• DOCUMENT PASSAGE

________________________

Tauranga man George Burt has been speaking Māori for more than 30 years.
Papa George, as he is affectionately known, speaks te reo so well that when people on marae ask 'who's the Pākehā speaking?', others reply 'what Pākehā?'.
But men such as Papa George are few and far between in Tauranga according to statistics.
The city is the largest centre in the Bay of Plenty, but it has the fewest number of people who speak te reo.
Figures from the 2013 Census, the latest figures available, show only 3.8 per cent of Tauranga's 114,789 population spoke Māori. By comparison, 20.8 per cent of people in Opotiki, which had a population of 8436, speak te reo.
Papa George said he expected the figures to have changed since then.
"The younger generations are coming through very, very strong," he said.
"There's an older generation which missed out because their parents were discouraged from speaking Māori and it just didn't get passed on. That was the 60s, 70s, 80s age group. But that's changed. It's really impressive."
Papa George works as a contractor offering technical support to iwi radio around New Zealand. It's partly because of this role, and that as husband to Katikati actress Mabel Wharekawa-Burt, that he has been involved in many Māori events over the years including Ngā Manu Kōrero speech competitions.

________________________

• STUDY QUESTIONS
1 – According to the 2013 Census figures in the article about George Burt, what percentage of Tauranga's population spoke Māori?
2 – List every place name that appears in the article about George Burt.
3 – Write the next part of the article about George Burt, picking up after its last sentence.

________________________

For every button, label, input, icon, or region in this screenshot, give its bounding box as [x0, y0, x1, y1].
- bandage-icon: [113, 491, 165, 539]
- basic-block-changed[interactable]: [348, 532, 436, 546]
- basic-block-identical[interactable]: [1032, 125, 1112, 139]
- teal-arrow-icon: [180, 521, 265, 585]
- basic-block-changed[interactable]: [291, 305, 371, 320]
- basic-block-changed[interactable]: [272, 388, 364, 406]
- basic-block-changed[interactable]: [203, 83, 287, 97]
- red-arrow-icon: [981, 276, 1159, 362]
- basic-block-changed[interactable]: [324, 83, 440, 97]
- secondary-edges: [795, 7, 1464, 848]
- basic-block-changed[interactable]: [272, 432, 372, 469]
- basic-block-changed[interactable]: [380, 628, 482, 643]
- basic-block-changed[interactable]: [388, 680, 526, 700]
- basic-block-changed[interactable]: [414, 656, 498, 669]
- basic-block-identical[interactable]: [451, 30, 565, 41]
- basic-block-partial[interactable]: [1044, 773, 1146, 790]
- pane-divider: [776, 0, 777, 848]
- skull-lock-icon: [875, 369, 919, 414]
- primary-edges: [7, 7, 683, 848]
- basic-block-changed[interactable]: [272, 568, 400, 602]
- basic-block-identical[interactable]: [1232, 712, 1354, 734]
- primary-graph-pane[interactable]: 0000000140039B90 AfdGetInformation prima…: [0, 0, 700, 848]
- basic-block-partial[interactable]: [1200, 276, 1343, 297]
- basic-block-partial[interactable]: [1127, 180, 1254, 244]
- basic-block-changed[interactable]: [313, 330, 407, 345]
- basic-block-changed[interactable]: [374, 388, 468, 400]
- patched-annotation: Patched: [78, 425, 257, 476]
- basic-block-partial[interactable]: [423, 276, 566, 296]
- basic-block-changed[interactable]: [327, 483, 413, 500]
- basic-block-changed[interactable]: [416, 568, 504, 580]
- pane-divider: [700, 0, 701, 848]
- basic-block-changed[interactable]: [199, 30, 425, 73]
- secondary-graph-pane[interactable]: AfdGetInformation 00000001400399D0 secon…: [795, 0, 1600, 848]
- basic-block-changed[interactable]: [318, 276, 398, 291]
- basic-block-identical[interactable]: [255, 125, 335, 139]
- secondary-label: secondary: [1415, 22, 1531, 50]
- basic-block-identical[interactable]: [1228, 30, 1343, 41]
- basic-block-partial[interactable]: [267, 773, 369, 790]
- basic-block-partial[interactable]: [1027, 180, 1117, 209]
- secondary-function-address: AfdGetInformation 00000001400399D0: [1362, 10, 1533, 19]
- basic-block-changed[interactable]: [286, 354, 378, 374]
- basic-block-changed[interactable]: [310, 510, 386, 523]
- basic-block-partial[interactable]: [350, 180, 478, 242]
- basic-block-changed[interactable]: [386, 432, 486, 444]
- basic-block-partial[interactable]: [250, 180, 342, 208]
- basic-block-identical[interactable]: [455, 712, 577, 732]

________________________

• RESPONSES BY ITEM NUMBER
1 – 3.8 per cent

2 – Tauranga, Bay of Plenty, Opotiki, New Zealand, Katikati

3 –
"Those winners of those competitions who excel, they go on to become pillars of the language later in life. I definitely see an improvement [in the language]."
Papa George also felt the establishment of kaupapa-based schooling and more te reo classes were significant in the development of the language among younger generations in Tauranga Moana.
"I see a lot of effort going into learning and upskilling and more and more chances to do it."
Papa George said he has seen Moana Radio send staff to te reo classes as part of their professional development and in other years, bring in Māori tutors to help strengthen the language.
"Once one has that level of understanding of te reo ... it's great.
"This is why kids at Wharekura O Mauao do so well. They are in a Māori environment. Their cultural assets are valued."
In 2017 the school achieved a Year 11 NCEA Level One pass rate of 91 per cent, Year 12 Level Two pass rate of 93 per cent, Year 13 Level Three pass rate of 77 per cent and a Year 13 University Entrance rate of 49 per cent.
Moana Radio board member Charlie Tawhiao said he saw Papa George as a role model.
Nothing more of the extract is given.